Optimization of processing parameters for rheo-casting AZ91D magnesium alloy
WANG Ya-bao(王亚宝), XU Jun(徐 骏), YANG Bi-cheng(杨必成), ZHANG Zhi-feng(张志峰)
General Research Institute for Nonferrous Metals, Beijing 100088, China
Received 12 June 2008; accepted 5 September 2008
Abstract: A design of experiment technique was used to optimize the microstructure of the AZ91D alloy produced by rheo-casting. The experimental design consists of four parameters (pouring temperature, shearing temperature, shearing time and shearing rate) with three levels. The grain size and shape factor measurements of primary α-Mg particles were conducted to determine the microstructure. The contribution of each parameter shows that pouring temperature is the most significant parameter affecting the grain size, and the shape factor highly depends on the shearing temperature. The optimized rheo-casting processing parameters are 650 ℃ for pouring temperature, 585 ℃ for shearing temperature, 40 s for shearing time, and 600 r/min for shearing rate. Under the optimized processing parameters, the average grain size is 28.53 μm, and the shape factor is 0.591.
Key words: AZ91D; rheo-casting; processing parameters; optimization
1 Introduction
With the manufacturing process of the magnesium alloys, the semi-solid forming technologies have been increasingly developed[1]. The rheo-forming process is an innovative one-step semisolid processing technique with many advantages, such as fine and uniform microstructure, enhanced mechanical properties[2]. However, one of the challenges for the application of rheo- forming is to ensure that components hold consistent mechanical and metallurgical properties, implying that semi-solid technology must be controlled within a certain range[3].

* Material shown
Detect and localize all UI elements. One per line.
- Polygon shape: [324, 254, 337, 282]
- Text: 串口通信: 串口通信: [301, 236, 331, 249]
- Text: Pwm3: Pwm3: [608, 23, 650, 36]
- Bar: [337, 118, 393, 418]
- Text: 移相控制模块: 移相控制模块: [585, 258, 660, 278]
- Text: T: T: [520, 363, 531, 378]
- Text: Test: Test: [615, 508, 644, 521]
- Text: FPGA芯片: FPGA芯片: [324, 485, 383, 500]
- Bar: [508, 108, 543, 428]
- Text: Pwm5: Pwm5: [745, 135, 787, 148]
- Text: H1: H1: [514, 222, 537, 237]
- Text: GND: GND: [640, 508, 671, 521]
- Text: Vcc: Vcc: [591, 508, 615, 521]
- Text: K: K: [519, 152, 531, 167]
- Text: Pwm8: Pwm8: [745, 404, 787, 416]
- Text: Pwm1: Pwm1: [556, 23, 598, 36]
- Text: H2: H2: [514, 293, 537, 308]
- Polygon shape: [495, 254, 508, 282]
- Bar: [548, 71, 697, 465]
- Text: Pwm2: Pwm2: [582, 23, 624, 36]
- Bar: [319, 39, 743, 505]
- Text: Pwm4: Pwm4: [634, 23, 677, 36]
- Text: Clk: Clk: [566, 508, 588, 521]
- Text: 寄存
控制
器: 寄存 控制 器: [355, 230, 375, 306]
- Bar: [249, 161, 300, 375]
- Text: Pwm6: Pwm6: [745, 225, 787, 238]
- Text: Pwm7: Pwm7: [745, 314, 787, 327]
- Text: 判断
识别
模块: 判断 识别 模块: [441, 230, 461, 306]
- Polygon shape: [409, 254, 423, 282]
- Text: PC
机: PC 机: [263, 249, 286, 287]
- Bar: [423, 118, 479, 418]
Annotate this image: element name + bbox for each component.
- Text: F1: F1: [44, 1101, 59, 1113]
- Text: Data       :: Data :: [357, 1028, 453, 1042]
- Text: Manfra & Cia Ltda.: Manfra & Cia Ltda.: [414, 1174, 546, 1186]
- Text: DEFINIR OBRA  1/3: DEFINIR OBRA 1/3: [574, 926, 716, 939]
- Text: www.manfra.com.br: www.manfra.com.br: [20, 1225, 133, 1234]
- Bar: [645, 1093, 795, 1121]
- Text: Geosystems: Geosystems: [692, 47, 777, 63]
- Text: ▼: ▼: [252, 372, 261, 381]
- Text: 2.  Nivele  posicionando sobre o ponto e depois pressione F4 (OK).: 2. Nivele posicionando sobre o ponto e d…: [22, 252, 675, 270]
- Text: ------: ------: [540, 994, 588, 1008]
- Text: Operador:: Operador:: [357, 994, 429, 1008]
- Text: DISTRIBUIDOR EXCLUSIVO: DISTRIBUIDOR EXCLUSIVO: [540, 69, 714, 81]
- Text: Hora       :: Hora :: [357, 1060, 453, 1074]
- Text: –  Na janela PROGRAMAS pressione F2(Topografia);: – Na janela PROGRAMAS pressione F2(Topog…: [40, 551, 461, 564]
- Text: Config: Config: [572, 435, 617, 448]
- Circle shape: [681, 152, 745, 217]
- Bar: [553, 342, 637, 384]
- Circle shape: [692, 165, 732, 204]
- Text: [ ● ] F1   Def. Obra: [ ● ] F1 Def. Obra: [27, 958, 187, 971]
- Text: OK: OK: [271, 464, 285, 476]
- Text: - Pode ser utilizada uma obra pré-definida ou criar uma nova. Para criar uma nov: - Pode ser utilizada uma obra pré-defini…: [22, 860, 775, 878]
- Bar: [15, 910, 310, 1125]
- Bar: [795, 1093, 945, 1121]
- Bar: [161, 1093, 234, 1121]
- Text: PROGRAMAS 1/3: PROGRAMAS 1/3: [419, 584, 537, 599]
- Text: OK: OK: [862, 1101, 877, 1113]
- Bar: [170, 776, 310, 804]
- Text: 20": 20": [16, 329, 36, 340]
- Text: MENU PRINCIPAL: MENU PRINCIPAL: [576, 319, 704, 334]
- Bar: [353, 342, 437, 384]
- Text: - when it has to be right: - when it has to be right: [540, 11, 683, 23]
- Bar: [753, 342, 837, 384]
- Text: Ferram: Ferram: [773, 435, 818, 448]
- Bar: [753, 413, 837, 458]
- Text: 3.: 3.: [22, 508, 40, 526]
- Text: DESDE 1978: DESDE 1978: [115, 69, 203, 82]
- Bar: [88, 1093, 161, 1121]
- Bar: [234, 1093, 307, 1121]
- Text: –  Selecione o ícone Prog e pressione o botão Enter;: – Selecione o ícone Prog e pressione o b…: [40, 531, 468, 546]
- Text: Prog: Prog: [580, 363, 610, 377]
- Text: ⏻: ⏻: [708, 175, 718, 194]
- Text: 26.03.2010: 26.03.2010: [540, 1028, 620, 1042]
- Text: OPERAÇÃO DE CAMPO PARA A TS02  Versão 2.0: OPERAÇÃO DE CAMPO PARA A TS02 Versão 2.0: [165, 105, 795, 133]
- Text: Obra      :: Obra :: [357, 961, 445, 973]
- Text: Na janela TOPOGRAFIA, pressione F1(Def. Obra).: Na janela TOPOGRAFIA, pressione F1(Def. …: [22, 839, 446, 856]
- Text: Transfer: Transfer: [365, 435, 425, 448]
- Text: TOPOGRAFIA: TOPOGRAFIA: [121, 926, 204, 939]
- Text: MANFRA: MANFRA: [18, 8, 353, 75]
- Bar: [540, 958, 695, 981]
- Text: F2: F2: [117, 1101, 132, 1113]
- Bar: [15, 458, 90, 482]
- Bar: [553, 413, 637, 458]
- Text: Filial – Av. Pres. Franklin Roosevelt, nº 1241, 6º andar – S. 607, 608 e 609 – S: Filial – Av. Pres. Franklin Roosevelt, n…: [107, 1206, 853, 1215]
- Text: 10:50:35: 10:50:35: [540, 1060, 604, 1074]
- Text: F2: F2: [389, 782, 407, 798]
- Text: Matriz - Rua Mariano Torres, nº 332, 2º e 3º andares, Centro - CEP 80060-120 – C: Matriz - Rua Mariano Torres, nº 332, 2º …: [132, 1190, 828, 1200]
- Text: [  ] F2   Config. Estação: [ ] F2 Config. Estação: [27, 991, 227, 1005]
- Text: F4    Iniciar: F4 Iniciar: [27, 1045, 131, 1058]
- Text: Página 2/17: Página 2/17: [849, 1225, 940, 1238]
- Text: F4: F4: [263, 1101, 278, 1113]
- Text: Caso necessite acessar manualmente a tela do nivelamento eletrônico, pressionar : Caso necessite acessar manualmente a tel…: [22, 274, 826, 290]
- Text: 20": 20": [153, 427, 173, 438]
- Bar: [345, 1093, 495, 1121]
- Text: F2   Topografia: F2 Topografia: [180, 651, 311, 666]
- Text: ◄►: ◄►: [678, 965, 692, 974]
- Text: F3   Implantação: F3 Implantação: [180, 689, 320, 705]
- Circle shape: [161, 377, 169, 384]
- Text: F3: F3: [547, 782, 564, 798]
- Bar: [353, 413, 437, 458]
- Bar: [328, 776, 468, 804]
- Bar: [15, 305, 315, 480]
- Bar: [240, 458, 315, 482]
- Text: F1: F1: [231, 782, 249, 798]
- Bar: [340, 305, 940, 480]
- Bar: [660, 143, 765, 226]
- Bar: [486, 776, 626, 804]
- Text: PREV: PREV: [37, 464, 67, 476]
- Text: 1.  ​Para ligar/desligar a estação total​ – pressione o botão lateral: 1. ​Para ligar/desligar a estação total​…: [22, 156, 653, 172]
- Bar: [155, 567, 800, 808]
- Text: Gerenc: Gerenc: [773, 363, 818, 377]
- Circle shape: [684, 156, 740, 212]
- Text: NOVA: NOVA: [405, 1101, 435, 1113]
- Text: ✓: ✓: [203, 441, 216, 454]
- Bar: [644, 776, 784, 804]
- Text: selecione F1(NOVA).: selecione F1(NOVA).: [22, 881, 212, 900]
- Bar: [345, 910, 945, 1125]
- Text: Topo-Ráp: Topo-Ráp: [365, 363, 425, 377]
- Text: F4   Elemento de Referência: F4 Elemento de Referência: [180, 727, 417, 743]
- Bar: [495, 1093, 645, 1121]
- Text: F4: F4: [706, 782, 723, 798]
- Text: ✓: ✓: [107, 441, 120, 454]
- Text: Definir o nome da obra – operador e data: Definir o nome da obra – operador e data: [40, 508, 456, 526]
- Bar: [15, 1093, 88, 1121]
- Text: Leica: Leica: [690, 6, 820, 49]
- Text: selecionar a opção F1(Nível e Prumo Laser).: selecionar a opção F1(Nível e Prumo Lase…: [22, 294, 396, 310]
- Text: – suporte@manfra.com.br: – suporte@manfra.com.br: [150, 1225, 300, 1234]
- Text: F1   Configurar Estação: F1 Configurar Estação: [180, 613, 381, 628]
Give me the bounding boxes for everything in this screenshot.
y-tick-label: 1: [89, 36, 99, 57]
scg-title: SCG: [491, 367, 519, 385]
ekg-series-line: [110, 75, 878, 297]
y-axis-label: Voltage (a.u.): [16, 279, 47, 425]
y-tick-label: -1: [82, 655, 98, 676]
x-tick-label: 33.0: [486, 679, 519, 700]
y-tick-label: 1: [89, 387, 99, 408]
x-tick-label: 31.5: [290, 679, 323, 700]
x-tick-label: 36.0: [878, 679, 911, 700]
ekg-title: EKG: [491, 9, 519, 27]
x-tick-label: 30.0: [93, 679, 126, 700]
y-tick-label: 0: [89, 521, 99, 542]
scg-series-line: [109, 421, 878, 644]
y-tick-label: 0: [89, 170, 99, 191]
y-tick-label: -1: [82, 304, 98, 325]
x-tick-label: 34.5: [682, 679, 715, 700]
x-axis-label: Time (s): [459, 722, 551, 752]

* Task objective
Reproduce the rheo-casting paper from "Key words: AZ91D;" up to and including "a certain range[3].", replacing "magnesium alloys" with "light alloys".

* Answer to the task
Key words: AZ91D; rheo-casting; processing parameters; optimization
1 Introduction
With the manufacturing process of the light alloys, the semi-solid forming technologies have been increasingly developed[1]. The rheo-forming process is an innovative one-step semisolid processing technique with many advantages, such as fine and uniform microstructure, enhanced mechanical properties[2]. However, one of the challenges for the application of rheo- forming is to ensure that components hold consistent mechanical and metallurgical properties, implying that semi-solid technology must be controlled within a certain range[3].